- [DIRECTIONS]:
From the listing below, extract each line containing the string "JSON".

- [RECORDS SHOWN]:
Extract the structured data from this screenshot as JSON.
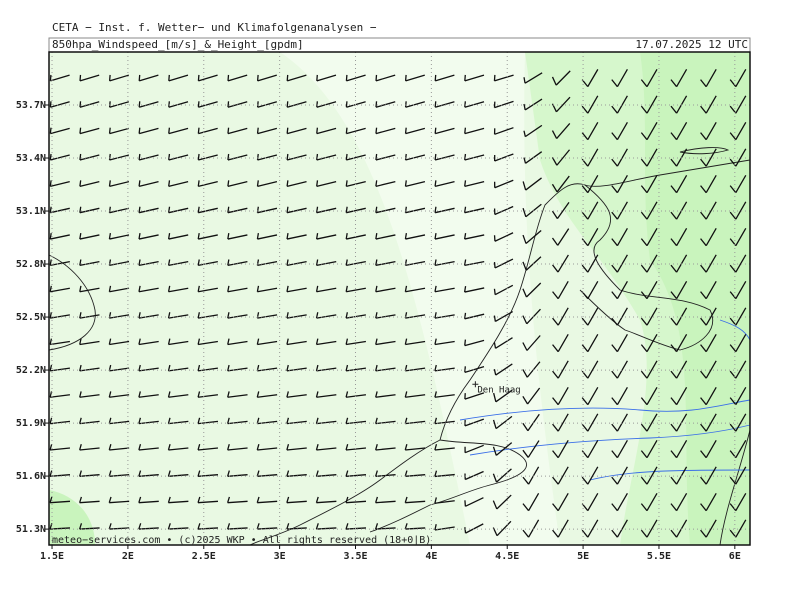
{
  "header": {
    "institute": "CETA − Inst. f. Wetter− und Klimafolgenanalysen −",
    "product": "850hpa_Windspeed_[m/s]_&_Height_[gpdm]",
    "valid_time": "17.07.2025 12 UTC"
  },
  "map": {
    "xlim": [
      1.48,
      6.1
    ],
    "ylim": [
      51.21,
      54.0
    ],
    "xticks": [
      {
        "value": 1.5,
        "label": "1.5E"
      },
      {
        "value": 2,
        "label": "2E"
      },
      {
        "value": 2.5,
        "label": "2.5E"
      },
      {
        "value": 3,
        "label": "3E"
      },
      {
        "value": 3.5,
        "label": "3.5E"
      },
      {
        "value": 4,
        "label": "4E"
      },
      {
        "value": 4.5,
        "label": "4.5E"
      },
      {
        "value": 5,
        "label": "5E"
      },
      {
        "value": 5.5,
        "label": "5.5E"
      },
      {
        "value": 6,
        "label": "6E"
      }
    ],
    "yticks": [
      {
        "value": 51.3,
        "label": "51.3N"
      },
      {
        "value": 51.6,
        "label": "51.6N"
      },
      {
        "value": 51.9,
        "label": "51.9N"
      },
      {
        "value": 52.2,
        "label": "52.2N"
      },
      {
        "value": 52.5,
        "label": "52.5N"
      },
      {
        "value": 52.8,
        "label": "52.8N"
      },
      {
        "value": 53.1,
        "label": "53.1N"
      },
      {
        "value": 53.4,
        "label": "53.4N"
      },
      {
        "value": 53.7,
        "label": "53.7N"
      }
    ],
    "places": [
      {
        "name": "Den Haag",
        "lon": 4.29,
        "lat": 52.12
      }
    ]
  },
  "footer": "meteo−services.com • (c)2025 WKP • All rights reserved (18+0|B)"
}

==

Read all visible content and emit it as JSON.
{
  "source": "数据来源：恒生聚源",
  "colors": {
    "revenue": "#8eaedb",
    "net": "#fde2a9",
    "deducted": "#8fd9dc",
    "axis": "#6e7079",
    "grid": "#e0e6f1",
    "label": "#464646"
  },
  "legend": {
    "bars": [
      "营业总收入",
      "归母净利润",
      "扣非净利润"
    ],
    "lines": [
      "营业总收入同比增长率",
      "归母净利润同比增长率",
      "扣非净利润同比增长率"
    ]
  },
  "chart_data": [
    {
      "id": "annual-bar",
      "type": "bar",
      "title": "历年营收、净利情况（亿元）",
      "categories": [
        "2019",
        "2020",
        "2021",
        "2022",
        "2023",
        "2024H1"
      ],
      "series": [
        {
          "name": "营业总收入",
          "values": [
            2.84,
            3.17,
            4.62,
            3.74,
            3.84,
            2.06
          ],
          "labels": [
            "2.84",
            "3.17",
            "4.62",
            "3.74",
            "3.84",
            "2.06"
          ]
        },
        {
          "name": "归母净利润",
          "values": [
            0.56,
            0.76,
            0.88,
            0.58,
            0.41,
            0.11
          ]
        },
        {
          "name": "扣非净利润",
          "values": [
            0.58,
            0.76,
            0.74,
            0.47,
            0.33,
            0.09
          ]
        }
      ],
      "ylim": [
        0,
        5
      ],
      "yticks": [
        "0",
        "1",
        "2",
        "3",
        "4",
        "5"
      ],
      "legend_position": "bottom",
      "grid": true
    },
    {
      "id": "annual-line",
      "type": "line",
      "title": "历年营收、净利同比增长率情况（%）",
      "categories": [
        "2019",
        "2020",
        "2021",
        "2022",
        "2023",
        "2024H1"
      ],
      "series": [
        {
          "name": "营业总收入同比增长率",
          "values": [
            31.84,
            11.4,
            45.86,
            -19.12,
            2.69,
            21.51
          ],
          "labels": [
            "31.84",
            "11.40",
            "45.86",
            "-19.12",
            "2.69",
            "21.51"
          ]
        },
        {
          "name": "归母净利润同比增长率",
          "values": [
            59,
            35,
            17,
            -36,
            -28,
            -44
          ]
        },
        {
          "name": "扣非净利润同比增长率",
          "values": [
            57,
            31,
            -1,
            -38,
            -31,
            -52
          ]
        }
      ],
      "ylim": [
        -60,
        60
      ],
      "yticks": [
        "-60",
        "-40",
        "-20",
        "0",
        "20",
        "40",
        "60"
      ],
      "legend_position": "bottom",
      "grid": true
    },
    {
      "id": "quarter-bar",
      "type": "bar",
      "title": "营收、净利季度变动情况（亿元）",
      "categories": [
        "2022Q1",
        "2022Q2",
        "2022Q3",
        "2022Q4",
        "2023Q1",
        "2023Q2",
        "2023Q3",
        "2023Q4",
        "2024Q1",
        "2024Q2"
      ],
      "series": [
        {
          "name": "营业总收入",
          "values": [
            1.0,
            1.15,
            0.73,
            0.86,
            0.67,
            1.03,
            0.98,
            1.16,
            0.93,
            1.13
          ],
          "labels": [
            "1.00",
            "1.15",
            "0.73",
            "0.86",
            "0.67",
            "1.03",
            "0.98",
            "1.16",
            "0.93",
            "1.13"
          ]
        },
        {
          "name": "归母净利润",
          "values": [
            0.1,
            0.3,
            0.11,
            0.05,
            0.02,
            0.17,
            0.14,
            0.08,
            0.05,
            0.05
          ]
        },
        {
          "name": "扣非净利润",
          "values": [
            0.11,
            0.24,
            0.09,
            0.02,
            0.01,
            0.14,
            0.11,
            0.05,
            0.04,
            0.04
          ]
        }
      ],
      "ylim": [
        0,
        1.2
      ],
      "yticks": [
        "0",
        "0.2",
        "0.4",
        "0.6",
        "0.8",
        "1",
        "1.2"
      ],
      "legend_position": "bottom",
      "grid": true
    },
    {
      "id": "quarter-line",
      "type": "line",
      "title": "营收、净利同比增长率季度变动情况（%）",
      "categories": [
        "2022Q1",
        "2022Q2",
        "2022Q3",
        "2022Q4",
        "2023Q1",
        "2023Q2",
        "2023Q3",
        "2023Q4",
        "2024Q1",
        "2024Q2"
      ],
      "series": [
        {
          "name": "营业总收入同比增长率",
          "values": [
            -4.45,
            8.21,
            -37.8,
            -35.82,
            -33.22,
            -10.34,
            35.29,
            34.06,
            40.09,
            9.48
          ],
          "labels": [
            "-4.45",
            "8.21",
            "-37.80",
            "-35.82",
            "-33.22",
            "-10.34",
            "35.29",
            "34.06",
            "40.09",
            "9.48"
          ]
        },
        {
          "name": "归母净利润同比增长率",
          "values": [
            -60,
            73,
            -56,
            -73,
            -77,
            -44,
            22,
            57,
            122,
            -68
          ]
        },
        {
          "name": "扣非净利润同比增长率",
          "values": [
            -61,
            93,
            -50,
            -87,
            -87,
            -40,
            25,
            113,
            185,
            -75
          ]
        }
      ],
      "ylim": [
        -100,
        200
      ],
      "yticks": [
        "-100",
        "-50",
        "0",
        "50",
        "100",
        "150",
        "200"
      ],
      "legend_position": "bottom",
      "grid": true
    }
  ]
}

- [ANSWER TO THE PROBLEM]:
Extract the structured data from this screenshot as JSON.
Read all visible content and emit it as JSON.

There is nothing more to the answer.